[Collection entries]
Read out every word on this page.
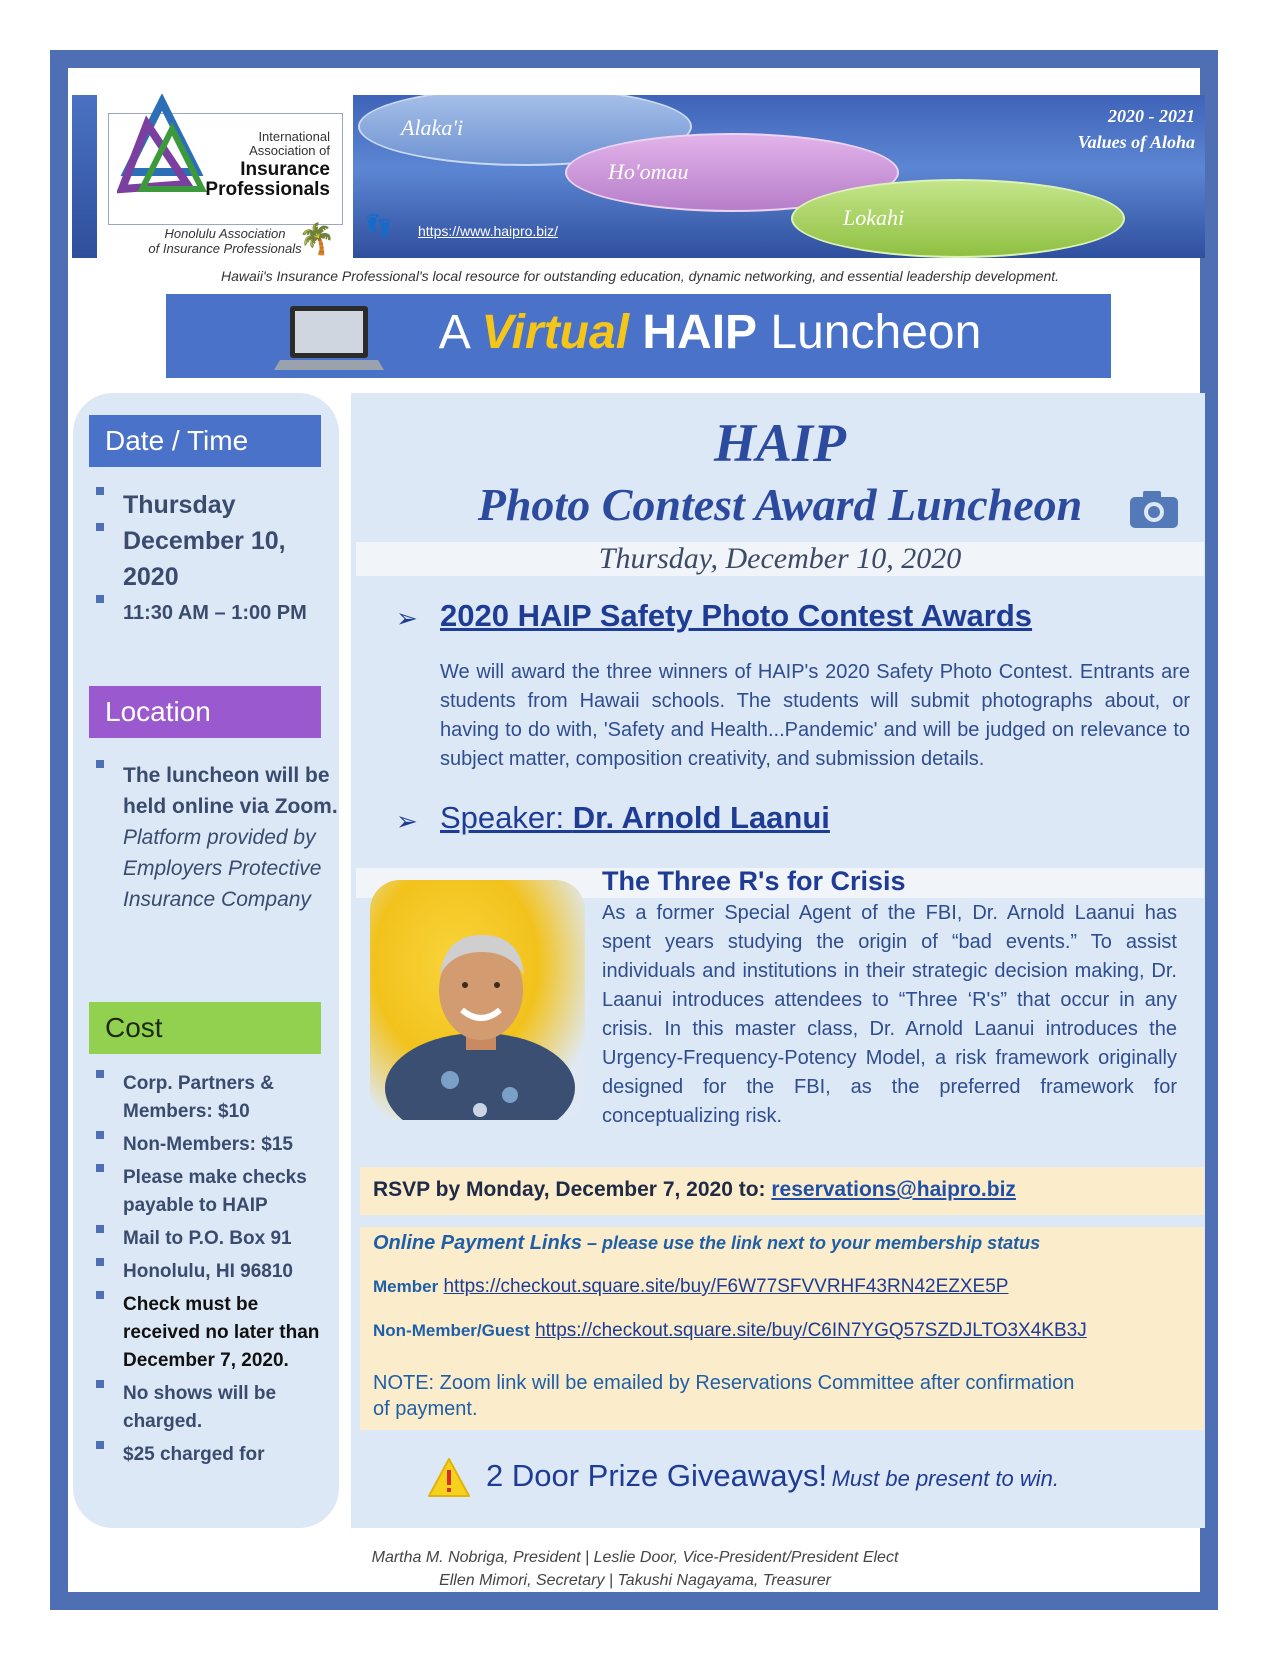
International
Association of
Insurance
Professionals
Honolulu Association
of Insurance Professionals
🌴
Alaka'i
Ho'omau
Lokahi
2020 - 2021
Values of Aloha
👣 https://www.haipro.biz/
Hawaii's Insurance Professional's local resource for outstanding education, dynamic networking, and essential leadership development.
A Virtual HAIP Luncheon
Date / Time
Thursday
December 10, 2020
11:30 AM – 1:00 PM
Location
The luncheon will be held online via Zoom.
Platform provided by Employers Protective Insurance Company
Cost
Corp. Partners & Members: $10
Non-Members: $15
Please make checks payable to HAIP
Mail to P.O. Box 91
Honolulu, HI 96810
Check must be received no later than December 7, 2020.
No shows will be charged.
$25 charged for
HAIP
Photo Contest Award Luncheon
Thursday, December 10, 2020
➢ 2020 HAIP Safety Photo Contest Awards
We will award the three winners of HAIP's 2020 Safety Photo Contest. Entrants are students from Hawaii schools. The students will submit photographs about, or having to do with, 'Safety and Health...Pandemic' and will be judged on relevance to subject matter, composition creativity, and submission details.
➢ Speaker: Dr. Arnold Laanui
The Three R's for Crisis
As a former Special Agent of the FBI, Dr. Arnold Laanui has spent years studying the origin of “bad events.” To assist individuals and institutions in their strategic decision making, Dr. Laanui introduces attendees to “Three ‘R's” that occur in any crisis. In this master class, Dr. Arnold Laanui introduces the Urgency-Frequency-Potency Model, a risk framework originally designed for the FBI, as the preferred framework for conceptualizing risk.
RSVP by Monday, December 7, 2020 to: reservations@haipro.biz
Online Payment Links – please use the link next to your membership status
Member https://checkout.square.site/buy/F6W77SFVVRHF43RN42EZXE5P
Non-Member/Guest https://checkout.square.site/buy/C6IN7YGQ57SZDJLTO3X4KB3J
NOTE: Zoom link will be emailed by Reservations Committee after confirmation of payment.
2 Door Prize Giveaways! Must be present to win.
Martha M. Nobriga, President | Leslie Door, Vice-President/President Elect
Ellen Mimori, Secretary | Takushi Nagayama, Treasurer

*To do:* Reproduce each entry precisely, dropping only the pictures.

*Correct response:*
Read out every word on this page.
International
Association of
Insurance
Professionals
Honolulu Association
of Insurance Professionals
🌴
Alaka'i
Ho'omau
Lokahi
2020 - 2021
Values of Aloha
👣 https://www.haipro.biz/
Hawaii's Insurance Professional's local resource for outstanding education, dynamic networking, and essential leadership development.
A Virtual HAIP Luncheon
Date / Time
Thursday
December 10, 2020
11:30 AM – 1:00 PM
Location
The luncheon will be held online via Zoom.
Platform provided by Employers Protective Insurance Company
Cost
Corp. Partners & Members: $10
Non-Members: $15
Please make checks payable to HAIP
Mail to P.O. Box 91
Honolulu, HI 96810
Check must be received no later than December 7, 2020.
No shows will be charged.
$25 charged for
HAIP
Photo Contest Award Luncheon
Thursday, December 10, 2020
➢ 2020 HAIP Safety Photo Contest Awards
We will award the three winners of HAIP's 2020 Safety Photo Contest. Entrants are students from Hawaii schools. The students will submit photographs about, or having to do with, 'Safety and Health...Pandemic' and will be judged on relevance to subject matter, composition creativity, and submission details.
➢ Speaker: Dr. Arnold Laanui
The Three R's for Crisis
As a former Special Agent of the FBI, Dr. Arnold Laanui has spent years studying the origin of “bad events.” To assist individuals and institutions in their strategic decision making, Dr. Laanui introduces attendees to “Three ‘R's” that occur in any crisis. In this master class, Dr. Arnold Laanui introduces the Urgency-Frequency-Potency Model, a risk framework originally designed for the FBI, as the preferred framework for conceptualizing risk.
RSVP by Monday, December 7, 2020 to: reservations@haipro.biz
Online Payment Links – please use the link next to your membership status
Member https://checkout.square.site/buy/F6W77SFVVRHF43RN42EZXE5P
Non-Member/Guest https://checkout.square.site/buy/C6IN7YGQ57SZDJLTO3X4KB3J
NOTE: Zoom link will be emailed by Reservations Committee after confirmation of payment.
2 Door Prize Giveaways! Must be present to win.
Martha M. Nobriga, President | Leslie Door, Vice-President/President Elect
Ellen Mimori, Secretary | Takushi Nagayama, Treasurer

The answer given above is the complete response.